▸ **Given data**
## Start

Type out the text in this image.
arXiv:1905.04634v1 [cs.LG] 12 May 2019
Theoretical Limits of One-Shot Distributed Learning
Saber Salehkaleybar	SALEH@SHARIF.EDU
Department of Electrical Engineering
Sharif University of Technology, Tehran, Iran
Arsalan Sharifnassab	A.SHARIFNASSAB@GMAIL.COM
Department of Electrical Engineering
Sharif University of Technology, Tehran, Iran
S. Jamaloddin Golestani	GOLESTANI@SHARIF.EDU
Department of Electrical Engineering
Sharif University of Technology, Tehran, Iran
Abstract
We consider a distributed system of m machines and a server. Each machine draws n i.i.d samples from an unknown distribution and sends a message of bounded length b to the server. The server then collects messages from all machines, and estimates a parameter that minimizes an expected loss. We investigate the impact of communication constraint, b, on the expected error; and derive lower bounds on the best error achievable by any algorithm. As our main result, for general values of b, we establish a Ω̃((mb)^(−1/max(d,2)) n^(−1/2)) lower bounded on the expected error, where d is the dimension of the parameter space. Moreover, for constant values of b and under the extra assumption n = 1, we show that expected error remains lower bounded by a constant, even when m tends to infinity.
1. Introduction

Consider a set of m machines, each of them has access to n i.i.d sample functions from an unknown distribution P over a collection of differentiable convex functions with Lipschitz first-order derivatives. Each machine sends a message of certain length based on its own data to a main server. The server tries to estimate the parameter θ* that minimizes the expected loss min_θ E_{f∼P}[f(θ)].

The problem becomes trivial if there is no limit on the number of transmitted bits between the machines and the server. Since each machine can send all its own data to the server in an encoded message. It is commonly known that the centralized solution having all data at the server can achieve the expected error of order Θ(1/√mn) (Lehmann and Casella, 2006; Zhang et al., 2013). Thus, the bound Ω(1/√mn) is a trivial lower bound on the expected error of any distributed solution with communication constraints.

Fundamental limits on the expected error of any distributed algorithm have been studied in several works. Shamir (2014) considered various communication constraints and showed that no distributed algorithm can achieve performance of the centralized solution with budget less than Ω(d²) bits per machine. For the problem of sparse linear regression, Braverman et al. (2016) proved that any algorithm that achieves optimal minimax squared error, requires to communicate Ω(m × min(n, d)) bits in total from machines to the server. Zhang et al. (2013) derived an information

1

## End
## Start

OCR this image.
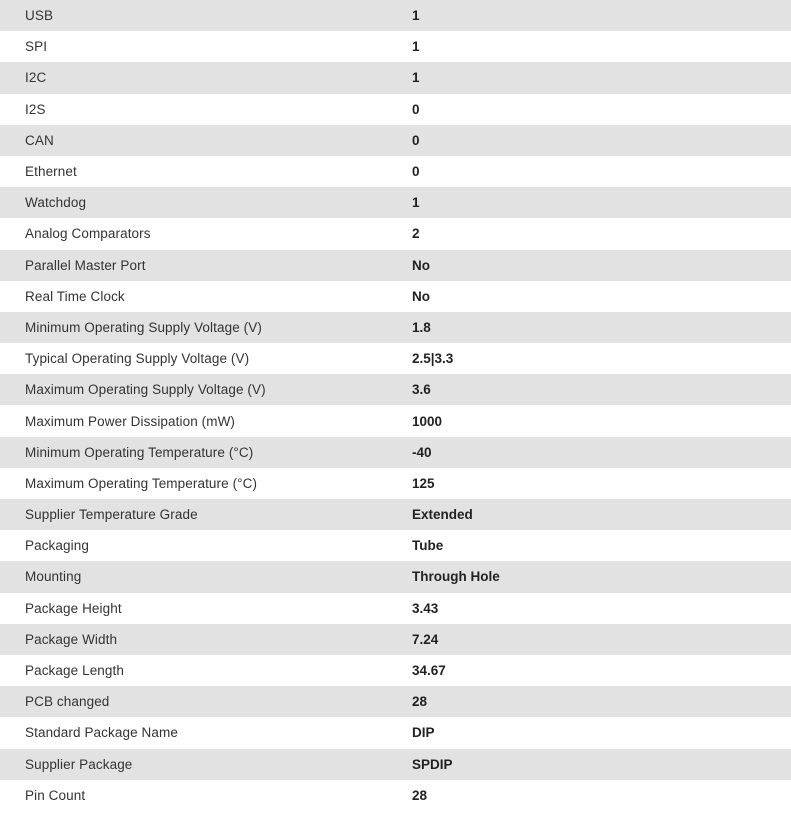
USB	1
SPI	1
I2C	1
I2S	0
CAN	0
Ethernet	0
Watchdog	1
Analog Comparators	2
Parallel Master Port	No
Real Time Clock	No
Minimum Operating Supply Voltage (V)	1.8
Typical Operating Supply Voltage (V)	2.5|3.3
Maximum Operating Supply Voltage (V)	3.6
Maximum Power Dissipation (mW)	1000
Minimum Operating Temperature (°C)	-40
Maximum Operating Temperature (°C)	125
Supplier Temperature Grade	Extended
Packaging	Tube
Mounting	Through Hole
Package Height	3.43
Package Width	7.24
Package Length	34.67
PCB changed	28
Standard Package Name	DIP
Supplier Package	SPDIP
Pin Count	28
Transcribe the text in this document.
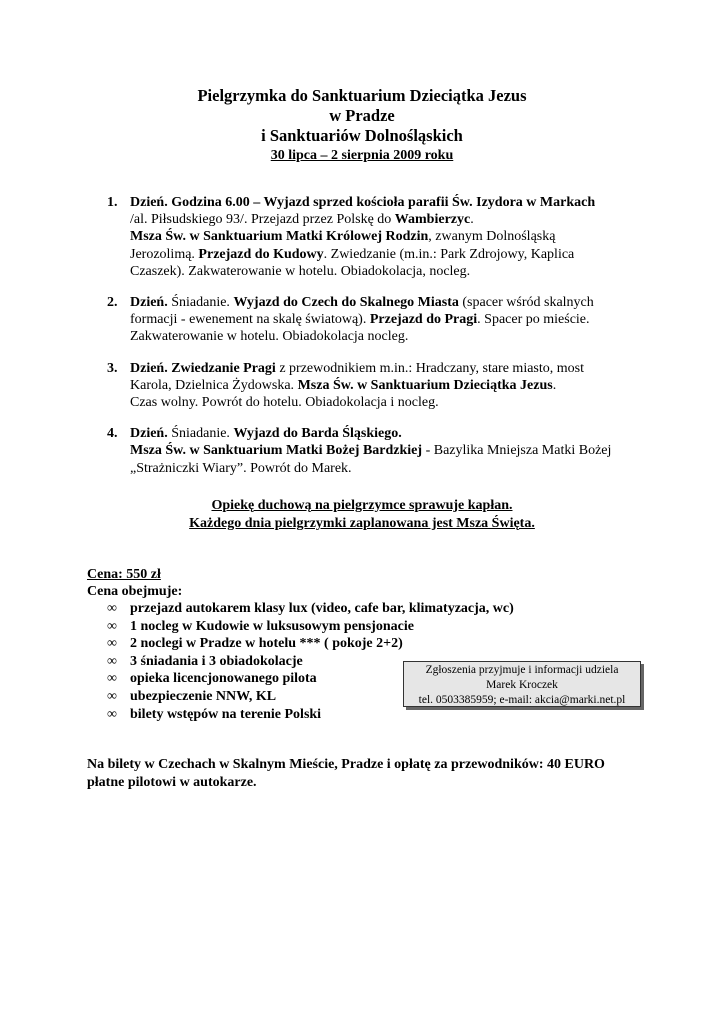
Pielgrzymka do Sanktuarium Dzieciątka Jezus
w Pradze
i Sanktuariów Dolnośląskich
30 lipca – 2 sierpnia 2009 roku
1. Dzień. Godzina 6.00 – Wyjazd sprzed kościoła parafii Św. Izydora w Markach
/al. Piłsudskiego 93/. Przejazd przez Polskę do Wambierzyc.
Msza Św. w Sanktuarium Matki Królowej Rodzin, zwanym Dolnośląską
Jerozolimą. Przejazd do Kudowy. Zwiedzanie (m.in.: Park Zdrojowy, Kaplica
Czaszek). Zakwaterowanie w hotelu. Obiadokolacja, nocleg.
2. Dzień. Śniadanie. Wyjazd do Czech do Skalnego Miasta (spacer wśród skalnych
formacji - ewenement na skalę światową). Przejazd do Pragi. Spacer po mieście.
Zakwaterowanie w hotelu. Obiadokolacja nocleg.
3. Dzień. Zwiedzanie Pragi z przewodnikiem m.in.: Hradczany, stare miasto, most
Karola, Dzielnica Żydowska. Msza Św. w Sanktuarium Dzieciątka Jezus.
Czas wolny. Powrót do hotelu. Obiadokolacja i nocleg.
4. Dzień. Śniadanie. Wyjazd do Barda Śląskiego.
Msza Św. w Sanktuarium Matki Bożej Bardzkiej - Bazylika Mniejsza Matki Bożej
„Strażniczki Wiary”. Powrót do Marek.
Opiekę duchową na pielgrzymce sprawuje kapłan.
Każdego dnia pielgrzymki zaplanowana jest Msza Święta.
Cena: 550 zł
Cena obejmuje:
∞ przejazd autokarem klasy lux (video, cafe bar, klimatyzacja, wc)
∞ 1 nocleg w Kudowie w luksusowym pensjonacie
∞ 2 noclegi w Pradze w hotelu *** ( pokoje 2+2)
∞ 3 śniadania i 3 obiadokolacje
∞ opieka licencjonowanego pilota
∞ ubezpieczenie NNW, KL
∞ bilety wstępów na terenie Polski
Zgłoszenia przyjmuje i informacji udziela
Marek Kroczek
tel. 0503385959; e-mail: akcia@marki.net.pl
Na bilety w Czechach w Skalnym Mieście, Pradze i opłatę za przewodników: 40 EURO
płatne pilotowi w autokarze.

## End
## Start

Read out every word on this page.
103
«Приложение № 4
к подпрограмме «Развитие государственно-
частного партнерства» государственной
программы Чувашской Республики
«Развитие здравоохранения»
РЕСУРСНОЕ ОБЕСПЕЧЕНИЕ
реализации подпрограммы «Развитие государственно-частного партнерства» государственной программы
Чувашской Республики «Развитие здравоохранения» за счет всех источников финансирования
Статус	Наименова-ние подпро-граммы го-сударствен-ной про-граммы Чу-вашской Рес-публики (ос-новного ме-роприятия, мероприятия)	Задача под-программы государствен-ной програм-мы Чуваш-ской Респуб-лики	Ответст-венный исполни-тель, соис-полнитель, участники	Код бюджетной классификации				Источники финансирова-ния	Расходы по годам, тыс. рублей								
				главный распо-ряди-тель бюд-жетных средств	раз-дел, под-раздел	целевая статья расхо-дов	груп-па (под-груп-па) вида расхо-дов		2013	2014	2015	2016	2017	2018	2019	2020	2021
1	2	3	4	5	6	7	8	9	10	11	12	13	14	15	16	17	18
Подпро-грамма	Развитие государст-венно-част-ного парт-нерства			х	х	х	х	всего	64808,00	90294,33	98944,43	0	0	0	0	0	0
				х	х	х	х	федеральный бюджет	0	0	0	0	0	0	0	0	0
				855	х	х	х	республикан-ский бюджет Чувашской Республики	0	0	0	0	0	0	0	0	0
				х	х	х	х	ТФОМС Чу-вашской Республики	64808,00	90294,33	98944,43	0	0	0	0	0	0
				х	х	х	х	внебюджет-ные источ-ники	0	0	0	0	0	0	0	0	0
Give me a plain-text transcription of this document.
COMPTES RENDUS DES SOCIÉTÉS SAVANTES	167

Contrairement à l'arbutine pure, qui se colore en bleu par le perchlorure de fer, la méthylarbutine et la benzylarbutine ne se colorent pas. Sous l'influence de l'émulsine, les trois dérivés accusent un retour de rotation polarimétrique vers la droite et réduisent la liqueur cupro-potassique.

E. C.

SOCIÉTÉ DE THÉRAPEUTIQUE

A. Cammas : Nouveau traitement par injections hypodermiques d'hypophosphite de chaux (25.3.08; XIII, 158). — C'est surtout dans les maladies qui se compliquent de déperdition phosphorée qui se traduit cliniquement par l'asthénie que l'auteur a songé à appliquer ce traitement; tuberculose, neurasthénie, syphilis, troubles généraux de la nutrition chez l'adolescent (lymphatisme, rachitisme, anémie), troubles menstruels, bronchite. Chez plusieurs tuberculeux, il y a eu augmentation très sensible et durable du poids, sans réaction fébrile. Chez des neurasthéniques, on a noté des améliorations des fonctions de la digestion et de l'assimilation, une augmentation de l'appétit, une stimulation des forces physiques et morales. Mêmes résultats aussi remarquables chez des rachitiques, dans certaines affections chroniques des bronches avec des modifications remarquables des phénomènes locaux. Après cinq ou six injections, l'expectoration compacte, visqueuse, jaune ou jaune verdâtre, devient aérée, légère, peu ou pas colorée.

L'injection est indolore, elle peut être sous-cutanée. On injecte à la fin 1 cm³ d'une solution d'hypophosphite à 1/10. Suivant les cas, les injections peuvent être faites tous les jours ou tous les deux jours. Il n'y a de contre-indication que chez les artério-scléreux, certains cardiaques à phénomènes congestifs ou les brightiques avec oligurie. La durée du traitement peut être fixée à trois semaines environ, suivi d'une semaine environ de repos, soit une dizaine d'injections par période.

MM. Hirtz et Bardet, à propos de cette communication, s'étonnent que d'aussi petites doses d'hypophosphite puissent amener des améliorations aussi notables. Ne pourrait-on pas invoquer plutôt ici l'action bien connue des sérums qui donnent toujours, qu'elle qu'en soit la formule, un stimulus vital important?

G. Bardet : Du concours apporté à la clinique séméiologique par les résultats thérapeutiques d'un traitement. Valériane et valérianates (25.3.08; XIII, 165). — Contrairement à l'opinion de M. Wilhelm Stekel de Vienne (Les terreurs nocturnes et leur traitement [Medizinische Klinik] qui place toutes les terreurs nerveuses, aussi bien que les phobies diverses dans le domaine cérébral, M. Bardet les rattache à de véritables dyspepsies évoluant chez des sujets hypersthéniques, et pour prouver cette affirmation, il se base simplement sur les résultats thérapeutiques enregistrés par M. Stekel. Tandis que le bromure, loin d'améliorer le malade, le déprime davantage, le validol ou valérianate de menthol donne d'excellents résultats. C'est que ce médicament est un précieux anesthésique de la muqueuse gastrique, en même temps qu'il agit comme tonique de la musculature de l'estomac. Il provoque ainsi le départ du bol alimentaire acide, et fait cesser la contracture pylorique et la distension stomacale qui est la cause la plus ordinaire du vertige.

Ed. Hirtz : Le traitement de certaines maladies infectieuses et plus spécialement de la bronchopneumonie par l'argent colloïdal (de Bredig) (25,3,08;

## End

▸ **Directions for this task**
In the records above, find each line that holds the word "bilety"; copy all such lines.

▸ **Solution**
∞ bilety wstępów na terenie Polski
Na bilety w Czechach w Skalnym Mieście, Pradze i opłatę za przewodników: 40 EURO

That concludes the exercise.